▸ WRITTEN EXERCISE:
Gather the lines that hold the string "label".

▸ MATERIAL FOR THE TASK:
++++++

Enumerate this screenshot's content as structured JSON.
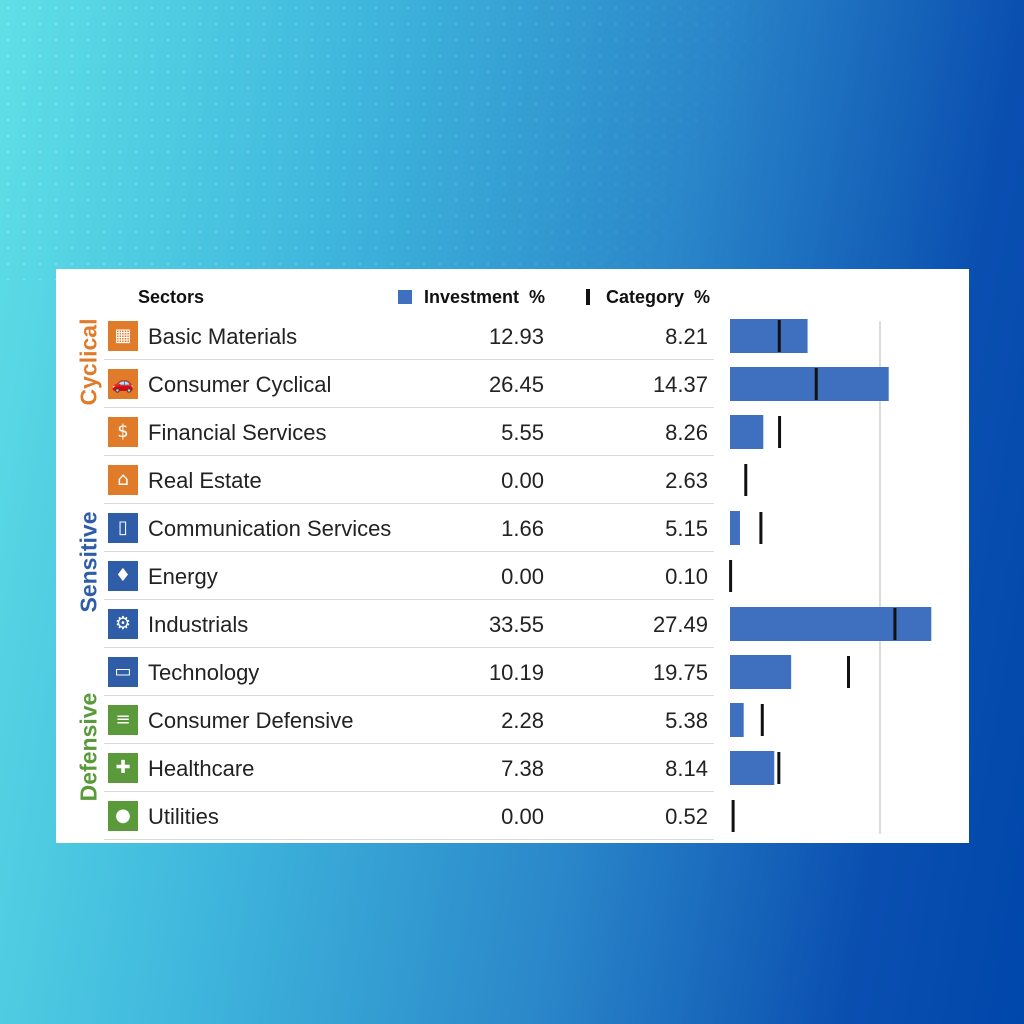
{
  "header": {
    "sectors": "Sectors",
    "investment": "Investment  %",
    "category": "Category  %"
  },
  "colors": {
    "cyclical": "#e07b2a",
    "sensitive": "#2f5da8",
    "defensive": "#5a9a3a",
    "bar": "#3f6fbf",
    "marker": "#111111"
  },
  "groups": [
    {
      "label": "Cyclical",
      "color": "#e07b2a"
    },
    {
      "label": "Sensitive",
      "color": "#2f5da8"
    },
    {
      "label": "Defensive",
      "color": "#5a9a3a"
    }
  ],
  "rows": [
    {
      "name": "Basic Materials",
      "investment": "12.93",
      "category": "8.21",
      "icon": "bricks-icon",
      "group": 0
    },
    {
      "name": "Consumer Cyclical",
      "investment": "26.45",
      "category": "14.37",
      "icon": "car-icon",
      "group": 0
    },
    {
      "name": "Financial Services",
      "investment": "5.55",
      "category": "8.26",
      "icon": "money-icon",
      "group": 0
    },
    {
      "name": "Real Estate",
      "investment": "0.00",
      "category": "2.63",
      "icon": "house-icon",
      "group": 0
    },
    {
      "name": "Communication Services",
      "investment": "1.66",
      "category": "5.15",
      "icon": "phone-icon",
      "group": 1
    },
    {
      "name": "Energy",
      "investment": "0.00",
      "category": "0.10",
      "icon": "flame-icon",
      "group": 1
    },
    {
      "name": "Industrials",
      "investment": "33.55",
      "category": "27.49",
      "icon": "gear-icon",
      "group": 1
    },
    {
      "name": "Technology",
      "investment": "10.19",
      "category": "19.75",
      "icon": "computer-icon",
      "group": 1
    },
    {
      "name": "Consumer Defensive",
      "investment": "2.28",
      "category": "5.38",
      "icon": "cart-icon",
      "group": 2
    },
    {
      "name": "Healthcare",
      "investment": "7.38",
      "category": "8.14",
      "icon": "cross-icon",
      "group": 2
    },
    {
      "name": "Utilities",
      "investment": "0.00",
      "category": "0.52",
      "icon": "bulb-icon",
      "group": 2
    }
  ],
  "chart_data": {
    "type": "bar",
    "orientation": "horizontal",
    "categories": [
      "Basic Materials",
      "Consumer Cyclical",
      "Financial Services",
      "Real Estate",
      "Communication Services",
      "Energy",
      "Industrials",
      "Technology",
      "Consumer Defensive",
      "Healthcare",
      "Utilities"
    ],
    "series": [
      {
        "name": "Investment  %",
        "mark": "bar",
        "values": [
          12.93,
          26.45,
          5.55,
          0.0,
          1.66,
          0.0,
          33.55,
          10.19,
          2.28,
          7.38,
          0.0
        ]
      },
      {
        "name": "Category  %",
        "mark": "tick",
        "values": [
          8.21,
          14.37,
          8.26,
          2.63,
          5.15,
          0.1,
          27.49,
          19.75,
          5.38,
          8.14,
          0.52
        ]
      }
    ],
    "xlim": [
      0,
      34
    ],
    "reference_line": 25,
    "grid": false,
    "legend": "top"
  }
}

++++++

▸ THE REPLY:
      "label": "Cyclical",
      "label": "Sensitive",
      "label": "Defensive",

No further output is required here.